— begin Source —
On Tue, Jul 14, 2020 at 12:12 AM Rocky Bernstein
<rocky.bernst...@gmail.com> wrote:
>
> I think we've beat this to death. So let's agree to disagree.
>
> This kind of thing is not intended for someone like you, but rather, someone 
> like me who is just getting started in Sage and CAS and wants to go through a 
> number of simple Mma tutorials and see roughly corresponding results 
> translated to another system. If that works out, I am happy, and may try more 
> ambitious things.
>
> The specific examples showing how the various systems are hopelessly 
> incompatible or where there are subtleties and vagueness are interesting. 
> However I suspect none of this is going to matter. At least not in the short 
> term, if ever. This is for casual, non-mission-critical, and educational use. 
>  After I have something that isn't vaporware (if I get to that stage), you 
> can pop up again and warn people of the dangers. I hear you, and you have 
> some valid points. Now please go away.
>
> There were the hacks one used to do with calculators where you'd divide a 
> number of times by a number and then multiply it back and get something 
> slightly off. Using that, Homer Simpson was able to disprove Fermat's Theorem 
> by finding a solution to the equation  a**12 + b**12 = c**12 in TI calculator 
> math. Somehow though, calculators and mathematics were both able to survive 
> this ordeal.

I think this is a laudable goal, and while RJF's admonitions are
valid, I don't think it should discourage you from trying to get
something working.  I think even if you can get some simple cases
working it would be very impressive and useful.

As a technical note I don't think it would be worth trying to
implement this directly in the sage preparser, at least not yet.  That
would be a can of worms.  Just stick to a stand-alone transpiler
program that can parse Mathematica code and spit out some roughly
equivalent Python/Sage code.  This would make the transpilation result
more transparent, and give you (or anyone else using it) opportunity
to review the transpiled code and modify it.  Burying it in the sage
preparser would get too hairy and distract from the primary mission,
and would also make it more obscured.
— end Source —
§ Work instructions
**1)** Return, word for word, the stretch of the email above from "I think this" through "impressive and useful.".
**2)** Resume the email above about translating Mathematica code into Sage, picking up where it stops.
— begin Dataset records —
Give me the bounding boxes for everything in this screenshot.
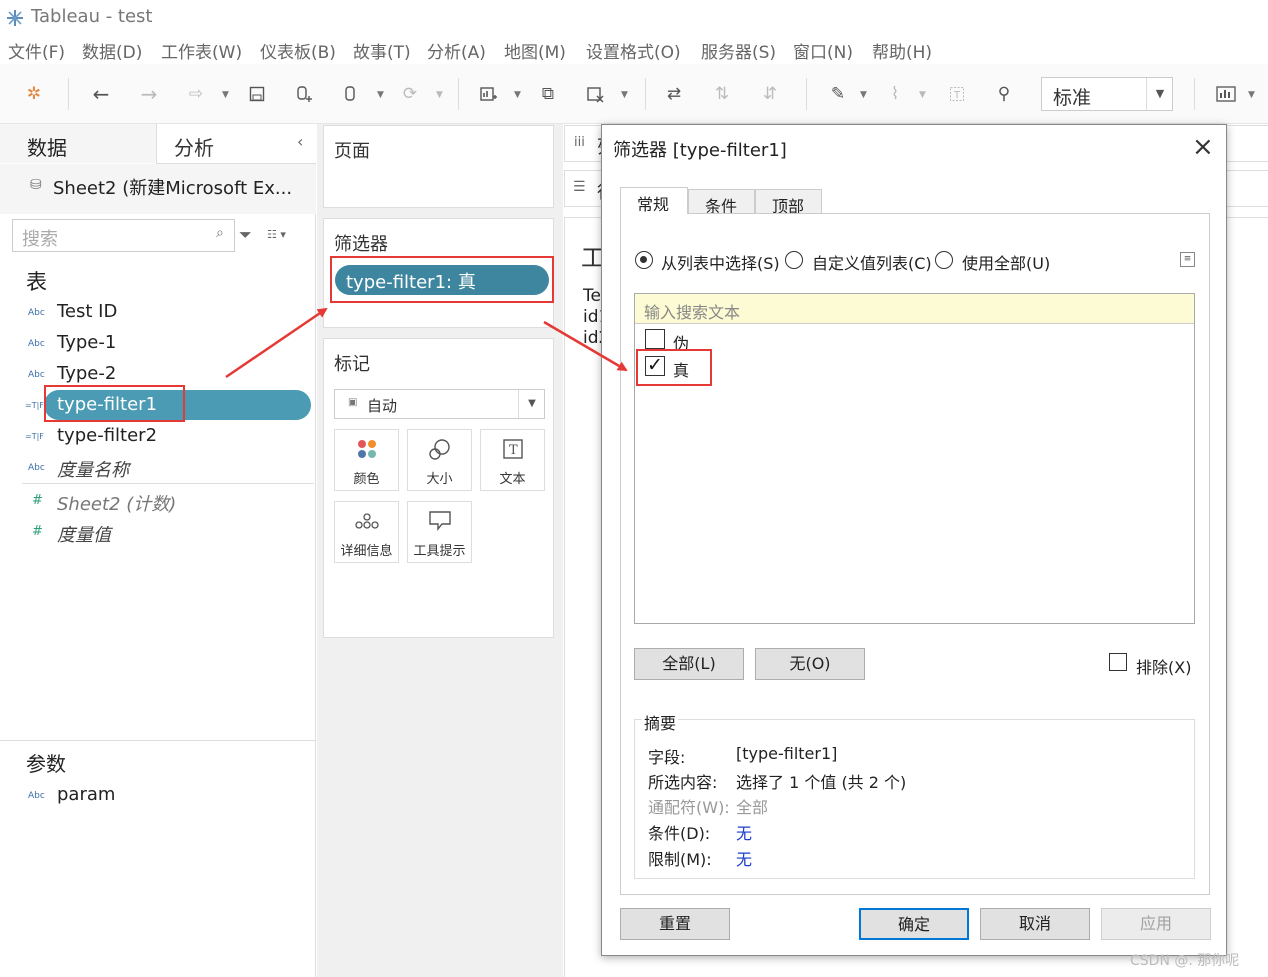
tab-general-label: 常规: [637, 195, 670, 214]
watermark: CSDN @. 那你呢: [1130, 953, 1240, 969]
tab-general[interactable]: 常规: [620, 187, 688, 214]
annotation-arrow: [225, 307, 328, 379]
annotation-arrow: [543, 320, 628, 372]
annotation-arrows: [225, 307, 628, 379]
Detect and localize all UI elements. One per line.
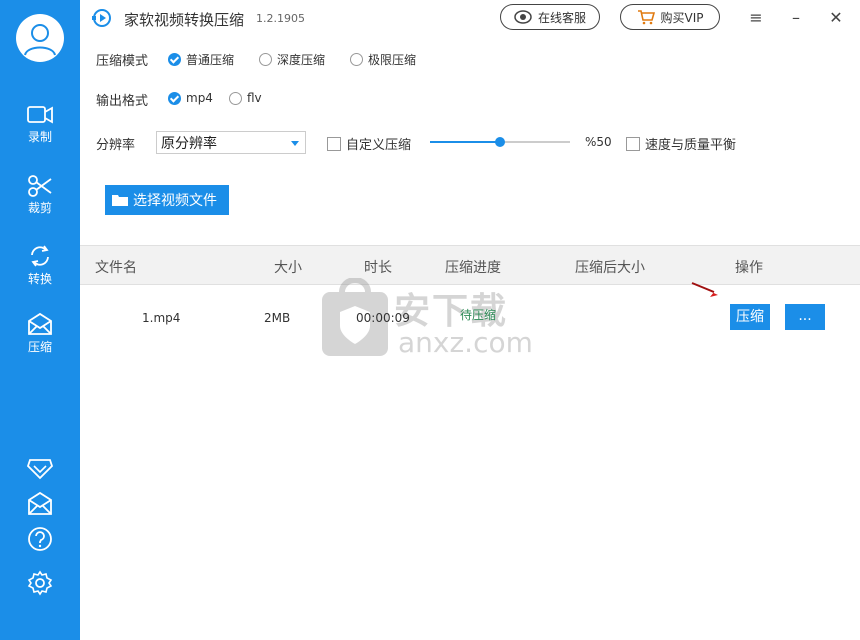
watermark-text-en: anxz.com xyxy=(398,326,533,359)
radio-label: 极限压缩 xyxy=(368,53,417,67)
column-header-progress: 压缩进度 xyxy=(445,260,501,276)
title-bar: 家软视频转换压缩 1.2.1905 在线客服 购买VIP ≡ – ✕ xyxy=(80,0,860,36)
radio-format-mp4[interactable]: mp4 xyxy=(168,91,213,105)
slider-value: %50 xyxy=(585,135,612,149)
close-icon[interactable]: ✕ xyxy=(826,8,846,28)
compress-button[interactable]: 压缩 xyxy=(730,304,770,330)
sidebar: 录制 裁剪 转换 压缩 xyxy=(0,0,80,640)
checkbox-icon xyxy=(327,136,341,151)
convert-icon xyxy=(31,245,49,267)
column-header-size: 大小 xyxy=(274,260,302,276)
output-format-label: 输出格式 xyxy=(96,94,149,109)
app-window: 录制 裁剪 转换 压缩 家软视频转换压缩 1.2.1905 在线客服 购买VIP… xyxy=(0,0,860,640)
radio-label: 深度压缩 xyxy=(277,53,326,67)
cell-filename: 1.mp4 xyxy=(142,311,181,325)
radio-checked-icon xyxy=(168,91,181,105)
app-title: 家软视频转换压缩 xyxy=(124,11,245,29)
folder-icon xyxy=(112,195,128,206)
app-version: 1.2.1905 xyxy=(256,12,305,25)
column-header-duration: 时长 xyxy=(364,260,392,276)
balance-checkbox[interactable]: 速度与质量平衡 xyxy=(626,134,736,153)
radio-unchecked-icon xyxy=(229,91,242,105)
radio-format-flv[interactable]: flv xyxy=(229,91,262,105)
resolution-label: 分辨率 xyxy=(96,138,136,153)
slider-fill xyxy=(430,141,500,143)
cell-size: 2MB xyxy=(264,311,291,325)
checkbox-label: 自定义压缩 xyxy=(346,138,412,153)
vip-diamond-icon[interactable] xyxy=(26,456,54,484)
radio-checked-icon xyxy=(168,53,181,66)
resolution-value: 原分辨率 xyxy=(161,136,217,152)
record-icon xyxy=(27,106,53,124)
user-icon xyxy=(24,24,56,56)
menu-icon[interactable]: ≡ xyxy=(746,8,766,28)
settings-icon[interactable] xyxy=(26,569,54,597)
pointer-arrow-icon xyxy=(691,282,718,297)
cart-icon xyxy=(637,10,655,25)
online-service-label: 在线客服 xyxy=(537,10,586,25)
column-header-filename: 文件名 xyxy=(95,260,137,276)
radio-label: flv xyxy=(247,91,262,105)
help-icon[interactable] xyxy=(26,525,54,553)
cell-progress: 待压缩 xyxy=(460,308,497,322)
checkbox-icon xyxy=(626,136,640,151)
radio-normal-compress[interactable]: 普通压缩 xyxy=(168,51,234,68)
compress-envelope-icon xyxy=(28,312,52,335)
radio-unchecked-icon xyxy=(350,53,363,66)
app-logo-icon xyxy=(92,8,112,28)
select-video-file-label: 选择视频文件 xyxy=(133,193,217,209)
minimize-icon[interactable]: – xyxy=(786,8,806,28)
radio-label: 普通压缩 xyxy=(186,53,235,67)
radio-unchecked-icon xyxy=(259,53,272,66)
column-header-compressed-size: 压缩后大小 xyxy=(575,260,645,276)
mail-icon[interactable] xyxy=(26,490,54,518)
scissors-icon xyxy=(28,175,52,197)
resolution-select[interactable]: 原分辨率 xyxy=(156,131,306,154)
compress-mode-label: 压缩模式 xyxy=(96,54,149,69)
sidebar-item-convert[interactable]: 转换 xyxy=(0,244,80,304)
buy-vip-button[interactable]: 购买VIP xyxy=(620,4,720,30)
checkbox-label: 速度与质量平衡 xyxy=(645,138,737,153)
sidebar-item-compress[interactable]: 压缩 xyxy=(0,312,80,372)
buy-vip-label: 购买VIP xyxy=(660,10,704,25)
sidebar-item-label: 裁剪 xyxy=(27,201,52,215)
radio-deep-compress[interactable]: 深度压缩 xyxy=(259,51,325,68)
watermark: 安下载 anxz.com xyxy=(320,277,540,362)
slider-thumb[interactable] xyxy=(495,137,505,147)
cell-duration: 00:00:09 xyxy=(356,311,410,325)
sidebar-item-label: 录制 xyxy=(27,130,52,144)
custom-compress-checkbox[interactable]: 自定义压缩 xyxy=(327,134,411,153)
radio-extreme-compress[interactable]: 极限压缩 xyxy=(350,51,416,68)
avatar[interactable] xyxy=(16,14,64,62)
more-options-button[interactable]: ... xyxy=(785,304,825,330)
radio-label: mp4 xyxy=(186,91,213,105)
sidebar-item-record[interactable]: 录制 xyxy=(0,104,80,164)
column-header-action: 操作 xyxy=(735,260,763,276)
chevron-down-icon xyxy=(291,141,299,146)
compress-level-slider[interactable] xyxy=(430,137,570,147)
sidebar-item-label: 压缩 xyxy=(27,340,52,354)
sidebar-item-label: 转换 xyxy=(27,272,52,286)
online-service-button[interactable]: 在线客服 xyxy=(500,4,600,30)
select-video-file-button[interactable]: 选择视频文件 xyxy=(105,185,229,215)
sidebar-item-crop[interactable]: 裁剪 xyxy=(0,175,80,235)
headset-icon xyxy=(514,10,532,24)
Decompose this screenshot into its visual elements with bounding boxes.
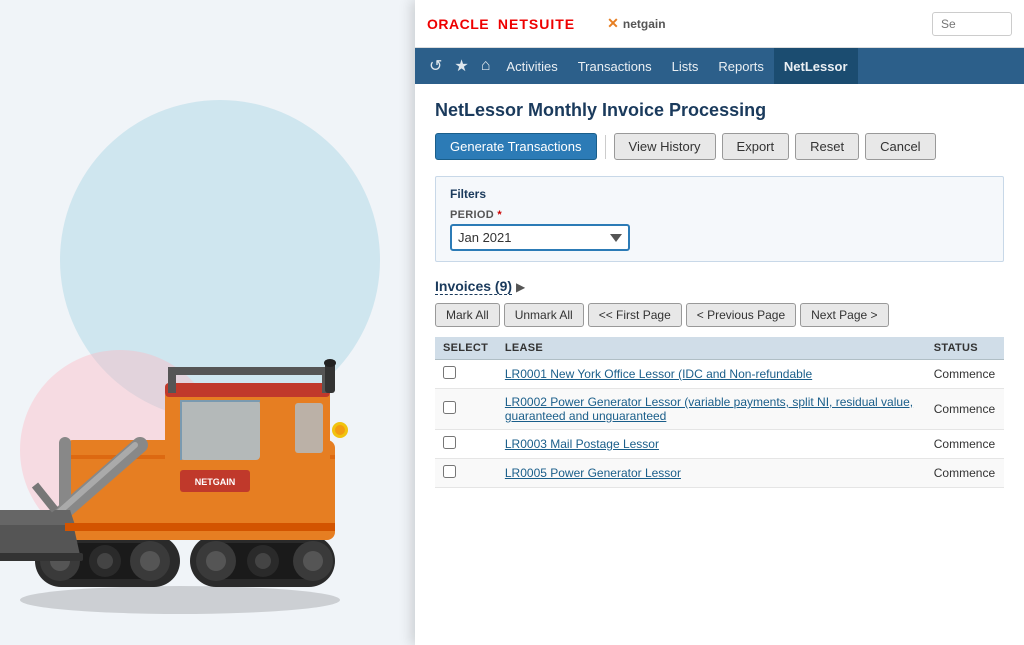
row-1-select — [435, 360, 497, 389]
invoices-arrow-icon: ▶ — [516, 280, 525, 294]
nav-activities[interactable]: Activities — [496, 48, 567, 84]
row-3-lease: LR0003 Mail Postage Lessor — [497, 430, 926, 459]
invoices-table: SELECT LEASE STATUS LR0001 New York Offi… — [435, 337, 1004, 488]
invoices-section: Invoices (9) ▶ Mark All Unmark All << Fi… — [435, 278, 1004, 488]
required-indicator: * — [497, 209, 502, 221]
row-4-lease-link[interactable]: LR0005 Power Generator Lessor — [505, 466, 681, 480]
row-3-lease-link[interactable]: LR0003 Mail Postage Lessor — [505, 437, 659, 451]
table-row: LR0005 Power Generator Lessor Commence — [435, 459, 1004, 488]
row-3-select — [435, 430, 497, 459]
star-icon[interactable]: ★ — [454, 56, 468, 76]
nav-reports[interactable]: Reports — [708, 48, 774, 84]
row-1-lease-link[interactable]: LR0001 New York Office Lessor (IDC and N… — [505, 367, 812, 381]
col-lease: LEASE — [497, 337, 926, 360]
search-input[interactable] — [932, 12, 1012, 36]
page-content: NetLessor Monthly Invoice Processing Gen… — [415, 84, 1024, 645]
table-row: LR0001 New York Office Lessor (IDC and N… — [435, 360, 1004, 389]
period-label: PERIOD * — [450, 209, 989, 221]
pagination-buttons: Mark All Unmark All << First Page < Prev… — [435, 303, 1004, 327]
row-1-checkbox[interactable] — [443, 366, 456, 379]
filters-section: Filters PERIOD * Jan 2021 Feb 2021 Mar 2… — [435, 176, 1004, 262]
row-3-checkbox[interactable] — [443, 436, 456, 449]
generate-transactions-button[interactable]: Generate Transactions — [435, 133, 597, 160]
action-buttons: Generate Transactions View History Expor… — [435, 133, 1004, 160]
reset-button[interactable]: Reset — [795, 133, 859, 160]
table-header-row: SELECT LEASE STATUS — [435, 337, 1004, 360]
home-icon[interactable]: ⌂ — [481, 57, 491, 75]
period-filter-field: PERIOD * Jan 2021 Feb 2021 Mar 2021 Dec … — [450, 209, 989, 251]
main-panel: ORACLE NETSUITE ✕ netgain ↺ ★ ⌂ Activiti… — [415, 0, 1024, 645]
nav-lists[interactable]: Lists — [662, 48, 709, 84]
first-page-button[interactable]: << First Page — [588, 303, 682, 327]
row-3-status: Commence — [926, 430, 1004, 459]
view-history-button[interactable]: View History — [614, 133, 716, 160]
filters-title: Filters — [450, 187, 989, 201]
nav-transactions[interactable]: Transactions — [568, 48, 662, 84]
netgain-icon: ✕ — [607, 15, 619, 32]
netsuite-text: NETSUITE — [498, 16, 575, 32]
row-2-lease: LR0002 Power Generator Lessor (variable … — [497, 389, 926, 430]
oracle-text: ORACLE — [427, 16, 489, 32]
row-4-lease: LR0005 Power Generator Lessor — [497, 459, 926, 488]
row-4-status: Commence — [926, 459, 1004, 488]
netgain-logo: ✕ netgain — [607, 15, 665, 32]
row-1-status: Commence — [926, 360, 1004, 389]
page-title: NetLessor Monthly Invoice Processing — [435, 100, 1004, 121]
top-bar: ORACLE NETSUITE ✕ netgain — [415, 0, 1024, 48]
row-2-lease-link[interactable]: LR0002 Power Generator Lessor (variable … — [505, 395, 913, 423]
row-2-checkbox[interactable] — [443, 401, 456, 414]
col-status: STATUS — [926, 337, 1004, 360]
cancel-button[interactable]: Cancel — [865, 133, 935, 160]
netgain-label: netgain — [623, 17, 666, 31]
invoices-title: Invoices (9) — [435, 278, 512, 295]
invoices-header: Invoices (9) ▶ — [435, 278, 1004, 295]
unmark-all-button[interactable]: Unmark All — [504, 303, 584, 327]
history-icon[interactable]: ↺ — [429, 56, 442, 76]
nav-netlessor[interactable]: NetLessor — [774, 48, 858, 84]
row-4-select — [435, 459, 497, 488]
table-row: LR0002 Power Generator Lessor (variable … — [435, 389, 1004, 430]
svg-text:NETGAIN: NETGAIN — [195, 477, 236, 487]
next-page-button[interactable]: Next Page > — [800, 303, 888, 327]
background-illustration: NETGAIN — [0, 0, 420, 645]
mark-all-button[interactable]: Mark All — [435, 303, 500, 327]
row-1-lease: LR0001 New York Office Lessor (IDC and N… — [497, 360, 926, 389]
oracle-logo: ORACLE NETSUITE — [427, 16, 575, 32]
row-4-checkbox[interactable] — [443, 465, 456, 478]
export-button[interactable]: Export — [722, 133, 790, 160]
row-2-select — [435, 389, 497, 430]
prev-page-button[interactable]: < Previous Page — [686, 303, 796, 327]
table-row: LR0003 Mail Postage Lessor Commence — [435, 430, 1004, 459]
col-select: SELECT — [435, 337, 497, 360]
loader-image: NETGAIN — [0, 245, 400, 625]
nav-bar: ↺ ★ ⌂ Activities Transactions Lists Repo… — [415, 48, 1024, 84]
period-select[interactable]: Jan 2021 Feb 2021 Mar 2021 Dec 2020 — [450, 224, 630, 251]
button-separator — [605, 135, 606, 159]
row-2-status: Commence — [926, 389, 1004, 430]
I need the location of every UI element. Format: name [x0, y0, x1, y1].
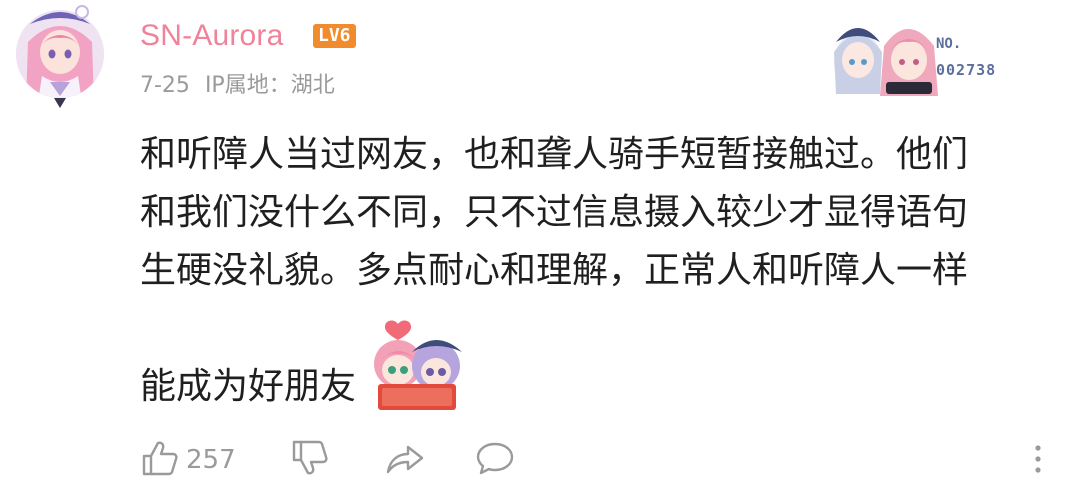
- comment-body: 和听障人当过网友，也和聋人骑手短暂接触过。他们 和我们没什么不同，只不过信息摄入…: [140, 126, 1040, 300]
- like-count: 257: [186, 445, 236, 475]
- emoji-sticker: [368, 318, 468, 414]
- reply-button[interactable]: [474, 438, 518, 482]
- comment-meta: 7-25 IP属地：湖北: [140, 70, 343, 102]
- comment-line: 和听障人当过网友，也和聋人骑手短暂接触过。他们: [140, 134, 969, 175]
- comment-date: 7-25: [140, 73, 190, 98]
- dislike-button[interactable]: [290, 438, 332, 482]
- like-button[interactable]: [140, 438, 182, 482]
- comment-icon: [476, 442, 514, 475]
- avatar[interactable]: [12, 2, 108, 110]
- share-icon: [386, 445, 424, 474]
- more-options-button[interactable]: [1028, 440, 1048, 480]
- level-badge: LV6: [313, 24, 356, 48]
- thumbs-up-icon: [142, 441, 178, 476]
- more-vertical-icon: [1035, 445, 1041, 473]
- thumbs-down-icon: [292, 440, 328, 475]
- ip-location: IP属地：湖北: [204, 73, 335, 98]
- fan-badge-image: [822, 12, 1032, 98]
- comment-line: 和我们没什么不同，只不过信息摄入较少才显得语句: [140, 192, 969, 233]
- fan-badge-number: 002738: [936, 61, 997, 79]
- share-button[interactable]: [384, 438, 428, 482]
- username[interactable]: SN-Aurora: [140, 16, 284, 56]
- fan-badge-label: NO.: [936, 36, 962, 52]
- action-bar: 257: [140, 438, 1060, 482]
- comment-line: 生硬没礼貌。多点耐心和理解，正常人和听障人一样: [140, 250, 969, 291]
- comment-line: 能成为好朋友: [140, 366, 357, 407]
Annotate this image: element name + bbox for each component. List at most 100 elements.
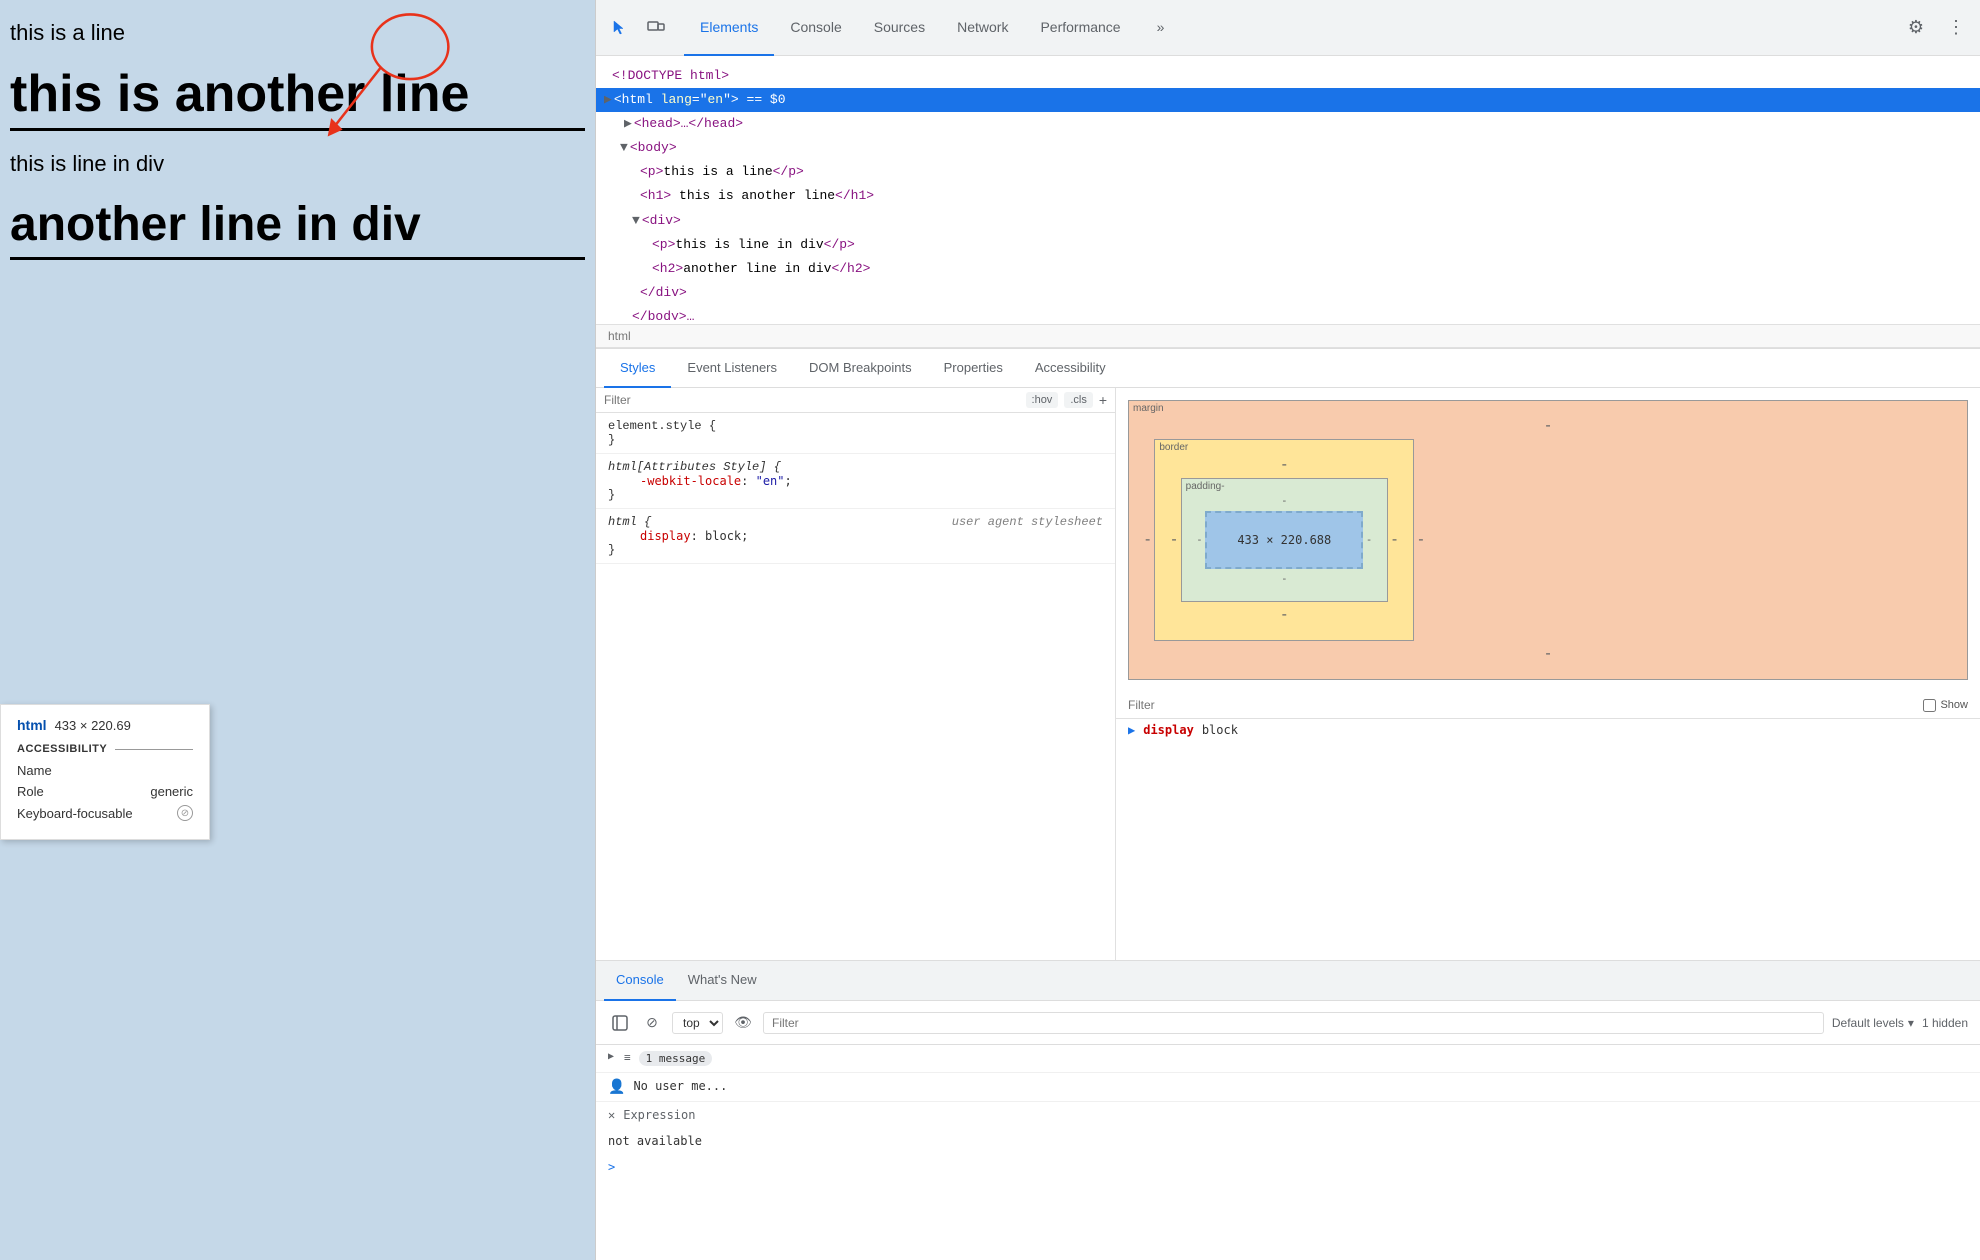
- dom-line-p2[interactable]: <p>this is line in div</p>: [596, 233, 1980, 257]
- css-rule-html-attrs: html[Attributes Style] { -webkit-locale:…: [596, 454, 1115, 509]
— end Dataset records —
§ Results for the exercise
**1)**
I think this is a laudable goal, and while RJF's admonitions are
valid, I don't think it should discourage you from trying to get
something working.  I think even if you can get some simple cases
working it would be very impressive and useful.

**2)**
> On Mon, Jul 13, 2020 at 4:25 PM rjf <fate...@gmail.com> wrote:
>>
>> the problem I see here is the recipe
>>
>> requiring "user choice"  and somehow specifying "inf in Mma"
>>
>> Most users will not want to specify, but probably would go along with
>> "the mathematically consistent choice according to experts who have
>> studied the matter."
>>
>> Certainly saying, as one choice, "inf in Mma" is inadequate since
>> the user, other people, other CAS, cannot make use of this with
>> any certainty.  Even "inf in Mma version 12.1" while specific,
>> is not so useful outside of Mma version 12.1.  There is no
>> axiomatic specification for "inf in Mma". Also the code
>> supporting it is secret.
>>
>> Being approximately right in mathematics is different from
>> providing an answer which is right within some defined
>> level of approximation  (e.g.  numerical precision,  number
>> of terms in a series, approximation by polynomial, ...)
>>
>> If you consider a robotic automated vehicle, being
>> approximately right might means it will only rarely crash
>> into a tree.  Being right approximately means that it
>> will (always) drive to its destination, give-or-take a short displacement.
>>
>> RJF
>>
>>
>>
>>
>> On Friday, July 10, 2020 at 6:51:15 PM UTC-7, Rocky Bernstein wrote:
>>>
>>>
>>>
>>>
>>> User choice by option: If you want loose compatibility, then Inf in Mma. If 
>>> you want strict compatibility there is a strict compatibility library and 
>>> you can define SageInf in Mma.
>>>
>>>>
>>>>
>> I rarely use Google Translate.  I often use voice recognition (Alexa) which 
>> is remarkable but
>> prone to errors in recognition as well as information retrieval. Maybe you 
>> should build your
>> system for math voice parsing?  Alexa responds to
>> "Alexa, how much is 2+3?"
>> with "2+3 is 5".
>>
>> You can see some background on this here:
>> https://people.eecs.berkeley.edu/~fateman/papers/speakmath.pdf
>>
>> Maybe you should consider reviving "how to speak mathematics"
>> using newer technology.   (vs. 2003 or so.)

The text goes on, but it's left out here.